Supplied records
__________

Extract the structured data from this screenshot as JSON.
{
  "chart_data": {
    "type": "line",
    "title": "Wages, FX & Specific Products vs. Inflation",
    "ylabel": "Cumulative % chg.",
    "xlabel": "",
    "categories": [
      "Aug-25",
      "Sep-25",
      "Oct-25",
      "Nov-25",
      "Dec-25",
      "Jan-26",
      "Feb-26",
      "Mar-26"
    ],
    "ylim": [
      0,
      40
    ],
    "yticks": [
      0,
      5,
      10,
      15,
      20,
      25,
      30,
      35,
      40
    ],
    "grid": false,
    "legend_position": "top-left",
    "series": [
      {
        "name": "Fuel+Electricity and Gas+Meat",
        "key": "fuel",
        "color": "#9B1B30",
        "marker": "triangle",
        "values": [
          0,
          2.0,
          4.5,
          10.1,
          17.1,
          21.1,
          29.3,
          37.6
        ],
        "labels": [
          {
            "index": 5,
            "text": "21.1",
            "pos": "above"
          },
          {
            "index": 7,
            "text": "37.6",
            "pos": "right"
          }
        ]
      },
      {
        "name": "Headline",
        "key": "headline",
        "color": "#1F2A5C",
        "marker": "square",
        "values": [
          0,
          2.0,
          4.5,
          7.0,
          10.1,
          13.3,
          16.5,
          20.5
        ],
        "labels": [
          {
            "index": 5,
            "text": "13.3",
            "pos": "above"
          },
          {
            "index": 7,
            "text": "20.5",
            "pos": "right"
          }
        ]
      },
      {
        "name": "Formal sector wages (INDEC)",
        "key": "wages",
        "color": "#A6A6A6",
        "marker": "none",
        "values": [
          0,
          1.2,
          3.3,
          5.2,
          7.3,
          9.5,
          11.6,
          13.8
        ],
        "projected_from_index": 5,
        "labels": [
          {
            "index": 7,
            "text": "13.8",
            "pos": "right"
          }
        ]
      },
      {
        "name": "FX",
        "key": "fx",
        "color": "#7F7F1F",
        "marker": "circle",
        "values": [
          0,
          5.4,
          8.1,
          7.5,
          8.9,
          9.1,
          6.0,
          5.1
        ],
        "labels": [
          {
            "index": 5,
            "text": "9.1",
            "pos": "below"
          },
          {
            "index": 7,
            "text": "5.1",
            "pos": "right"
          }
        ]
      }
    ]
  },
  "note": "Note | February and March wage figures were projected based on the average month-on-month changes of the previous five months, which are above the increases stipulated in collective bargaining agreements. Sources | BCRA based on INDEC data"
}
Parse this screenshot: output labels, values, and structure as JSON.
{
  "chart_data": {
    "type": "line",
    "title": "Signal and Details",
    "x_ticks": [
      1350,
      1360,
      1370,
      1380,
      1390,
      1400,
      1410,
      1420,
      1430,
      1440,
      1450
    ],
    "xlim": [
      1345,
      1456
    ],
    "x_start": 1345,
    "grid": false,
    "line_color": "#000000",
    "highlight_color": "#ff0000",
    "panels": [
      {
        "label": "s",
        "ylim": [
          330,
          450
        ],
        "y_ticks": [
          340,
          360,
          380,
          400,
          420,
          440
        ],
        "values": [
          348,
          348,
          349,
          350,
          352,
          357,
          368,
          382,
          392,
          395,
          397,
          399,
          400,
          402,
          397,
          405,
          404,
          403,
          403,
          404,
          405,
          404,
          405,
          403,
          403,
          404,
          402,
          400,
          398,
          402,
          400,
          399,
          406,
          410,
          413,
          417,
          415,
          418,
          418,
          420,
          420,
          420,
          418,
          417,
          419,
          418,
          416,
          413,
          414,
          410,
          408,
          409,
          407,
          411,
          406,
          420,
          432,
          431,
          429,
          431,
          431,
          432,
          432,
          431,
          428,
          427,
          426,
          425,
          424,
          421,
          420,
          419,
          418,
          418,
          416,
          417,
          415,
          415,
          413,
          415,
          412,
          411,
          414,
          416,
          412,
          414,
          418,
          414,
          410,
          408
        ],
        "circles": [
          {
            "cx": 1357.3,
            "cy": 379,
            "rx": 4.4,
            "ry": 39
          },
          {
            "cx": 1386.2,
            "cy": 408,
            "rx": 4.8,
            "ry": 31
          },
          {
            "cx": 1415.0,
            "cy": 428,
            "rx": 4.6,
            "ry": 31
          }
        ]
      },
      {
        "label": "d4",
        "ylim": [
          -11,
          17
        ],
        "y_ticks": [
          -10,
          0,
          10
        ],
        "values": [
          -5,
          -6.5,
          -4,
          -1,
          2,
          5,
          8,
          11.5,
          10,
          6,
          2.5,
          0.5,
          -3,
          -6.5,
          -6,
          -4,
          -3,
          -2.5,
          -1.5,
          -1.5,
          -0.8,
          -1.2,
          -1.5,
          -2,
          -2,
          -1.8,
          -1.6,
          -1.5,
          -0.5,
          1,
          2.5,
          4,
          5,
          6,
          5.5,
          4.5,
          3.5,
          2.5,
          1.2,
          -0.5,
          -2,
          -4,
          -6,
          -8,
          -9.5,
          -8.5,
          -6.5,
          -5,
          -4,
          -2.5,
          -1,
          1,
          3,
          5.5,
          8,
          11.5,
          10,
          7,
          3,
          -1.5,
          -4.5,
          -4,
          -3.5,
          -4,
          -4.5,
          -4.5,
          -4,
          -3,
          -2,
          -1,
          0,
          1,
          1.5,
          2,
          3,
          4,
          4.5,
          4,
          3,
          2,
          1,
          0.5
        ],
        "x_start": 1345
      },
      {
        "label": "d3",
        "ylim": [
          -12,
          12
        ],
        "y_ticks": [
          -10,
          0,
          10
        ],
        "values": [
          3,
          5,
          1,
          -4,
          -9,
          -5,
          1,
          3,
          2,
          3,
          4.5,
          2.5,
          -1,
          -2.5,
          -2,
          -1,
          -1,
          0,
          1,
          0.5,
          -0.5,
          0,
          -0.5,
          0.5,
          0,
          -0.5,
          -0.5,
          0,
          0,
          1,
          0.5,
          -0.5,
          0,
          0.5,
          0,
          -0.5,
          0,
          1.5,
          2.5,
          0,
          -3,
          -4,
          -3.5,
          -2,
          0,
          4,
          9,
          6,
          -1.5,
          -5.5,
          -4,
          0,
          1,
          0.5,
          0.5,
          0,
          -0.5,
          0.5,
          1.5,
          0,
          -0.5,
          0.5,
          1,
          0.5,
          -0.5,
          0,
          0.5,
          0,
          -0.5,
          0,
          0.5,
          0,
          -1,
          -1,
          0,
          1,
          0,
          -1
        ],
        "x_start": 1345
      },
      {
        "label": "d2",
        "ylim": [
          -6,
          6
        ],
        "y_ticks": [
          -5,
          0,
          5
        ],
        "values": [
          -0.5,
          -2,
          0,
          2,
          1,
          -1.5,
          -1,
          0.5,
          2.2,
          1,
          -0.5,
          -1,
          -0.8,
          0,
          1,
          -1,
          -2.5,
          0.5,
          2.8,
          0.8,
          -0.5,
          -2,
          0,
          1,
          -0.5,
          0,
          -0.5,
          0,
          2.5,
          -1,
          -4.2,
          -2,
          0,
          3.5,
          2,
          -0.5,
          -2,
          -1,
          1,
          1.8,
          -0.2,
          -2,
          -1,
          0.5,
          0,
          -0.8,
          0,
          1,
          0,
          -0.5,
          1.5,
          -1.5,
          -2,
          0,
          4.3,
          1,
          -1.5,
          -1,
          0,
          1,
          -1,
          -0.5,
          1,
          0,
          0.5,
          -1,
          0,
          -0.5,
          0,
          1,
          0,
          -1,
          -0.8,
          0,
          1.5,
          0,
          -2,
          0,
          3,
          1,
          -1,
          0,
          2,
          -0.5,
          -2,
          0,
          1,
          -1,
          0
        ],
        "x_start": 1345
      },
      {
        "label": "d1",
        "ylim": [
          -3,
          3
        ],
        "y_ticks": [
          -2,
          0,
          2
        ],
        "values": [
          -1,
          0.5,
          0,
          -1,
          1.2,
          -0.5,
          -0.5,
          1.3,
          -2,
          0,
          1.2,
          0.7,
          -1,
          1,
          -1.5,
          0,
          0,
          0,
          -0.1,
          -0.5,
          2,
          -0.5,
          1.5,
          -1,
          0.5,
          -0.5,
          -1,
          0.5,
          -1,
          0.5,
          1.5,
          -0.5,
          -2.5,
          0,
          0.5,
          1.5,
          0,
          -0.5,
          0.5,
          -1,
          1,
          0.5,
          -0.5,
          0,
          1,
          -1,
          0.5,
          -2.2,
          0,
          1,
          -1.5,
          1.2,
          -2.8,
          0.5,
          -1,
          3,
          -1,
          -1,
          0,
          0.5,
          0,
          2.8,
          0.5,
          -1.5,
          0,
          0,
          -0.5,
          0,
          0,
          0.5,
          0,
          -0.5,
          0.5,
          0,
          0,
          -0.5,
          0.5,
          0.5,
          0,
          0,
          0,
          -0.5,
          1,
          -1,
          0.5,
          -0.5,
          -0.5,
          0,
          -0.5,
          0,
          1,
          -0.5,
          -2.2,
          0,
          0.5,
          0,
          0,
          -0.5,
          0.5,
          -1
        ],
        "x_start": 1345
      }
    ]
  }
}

__________

Given problem
Go through the listing above and return every line where the word "marker" occurs.

Written response
        "marker": "triangle",
        "marker": "square",
        "marker": "none",
        "marker": "circle",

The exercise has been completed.